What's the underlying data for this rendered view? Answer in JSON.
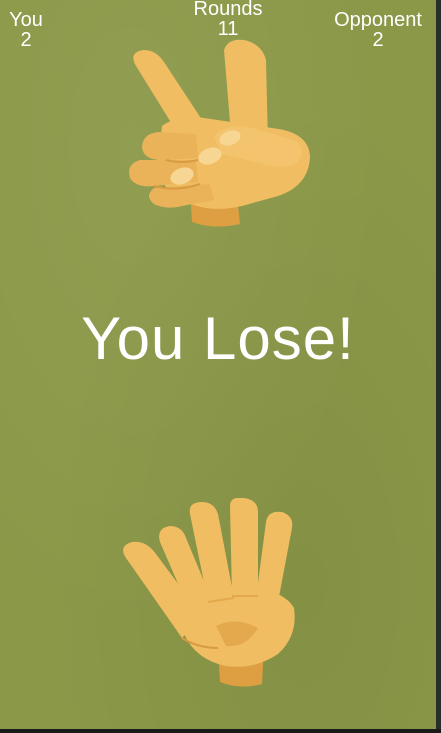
{
  "scoreboard": {
    "you": {
      "label": "You",
      "value": "2"
    },
    "rounds": {
      "label": "Rounds",
      "value": "11"
    },
    "opponent": {
      "label": "Opponent",
      "value": "2"
    }
  },
  "result_text": "You Lose!",
  "opponent_hand": {
    "icon": "scissors-hand-icon",
    "move": "scissors"
  },
  "player_hand": {
    "icon": "paper-hand-icon",
    "move": "paper"
  },
  "colors": {
    "background": "#8b9848",
    "skin": "#f0bd62",
    "skin_shadow": "#dd9f42",
    "text": "#ffffff"
  }
}
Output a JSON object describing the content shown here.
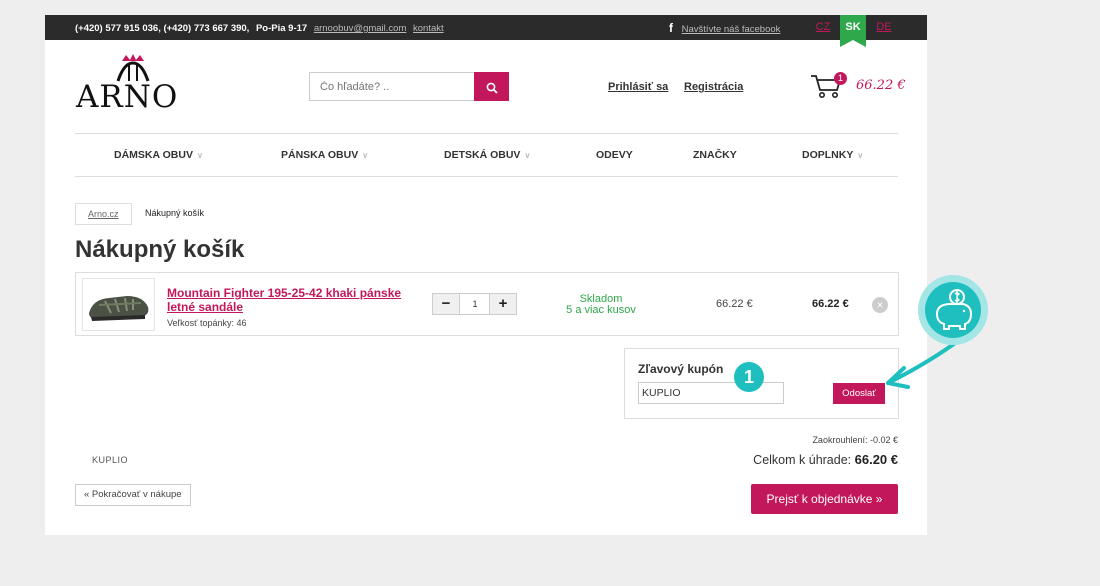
{
  "topbar": {
    "contact": "(+420) 577 915 036, (+420) 773 667 390,",
    "hours": "Po-Pia 9-17",
    "email": "arnoobuv@gmail.com",
    "contact_link": "kontakt",
    "facebook_label": "Navštívte náš facebook",
    "languages": [
      "CZ",
      "SK",
      "DE"
    ]
  },
  "header": {
    "logo_text": "ARNO",
    "search_placeholder": "Čo hľadáte? ..",
    "login": "Prihlásiť sa",
    "register": "Registrácia",
    "cart_count": "1",
    "cart_total": "66.22 €"
  },
  "nav": [
    "DÁMSKA OBUV",
    "PÁNSKA OBUV",
    "DETSKÁ OBUV",
    "ODEVY",
    "ZNAČKY",
    "DOPLNKY"
  ],
  "breadcrumb": {
    "home": "Arno.cz",
    "current": "Nákupný košík"
  },
  "page_title": "Nákupný košík",
  "cart_item": {
    "name": "Mountain Fighter 195-25-42 khaki pánske letné sandále",
    "size": "Veľkosť topánky: 46",
    "quantity": "1",
    "stock_status": "Skladom",
    "stock_detail": "5 a viac kusov",
    "unit_price": "66.22 €",
    "line_total": "66.22 €"
  },
  "coupon": {
    "label": "Zľavový kupón",
    "value": "KUPLIO",
    "submit": "Odoslať"
  },
  "step_marker": "1",
  "kuplio_logo": "KUPLIO",
  "summary": {
    "rounding": "Zaokrouhlení: -0.02 €",
    "total_label": "Celkom k úhrade:",
    "total_value": "66.20 €"
  },
  "buttons": {
    "continue": "« Pokračovať v nákupe",
    "checkout": "Prejsť k objednávke »"
  },
  "colors": {
    "accent": "#c2185b",
    "success": "#2ea84a",
    "teal": "#1fbfbf",
    "topbar": "#2b2b2b"
  }
}
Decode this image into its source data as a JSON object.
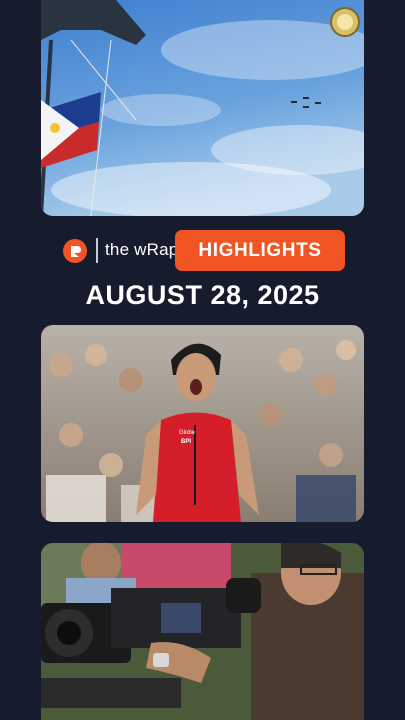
{
  "brand": {
    "name": "the wRap",
    "logo_icon": "rappler-logo-icon",
    "accent_color": "#f05523"
  },
  "highlights_label": "HIGHLIGHTS",
  "date_title": "AUGUST 28, 2025",
  "photos": [
    {
      "subject": "flag-and-sky"
    },
    {
      "subject": "tennis-player-celebrating",
      "shirt_text": [
        "Globe",
        "BPI"
      ]
    },
    {
      "subject": "camera-operators"
    }
  ],
  "colors": {
    "background": "#161b2e",
    "pill": "#f05523",
    "text": "#ffffff"
  }
}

——————

__Stated goal__. Identify every line holding the word "data" and copy it out.

__Exercise answer__.
What's the underlying data for this rendered view? Answer in JSON.
Decode this image into its source data as a JSON object.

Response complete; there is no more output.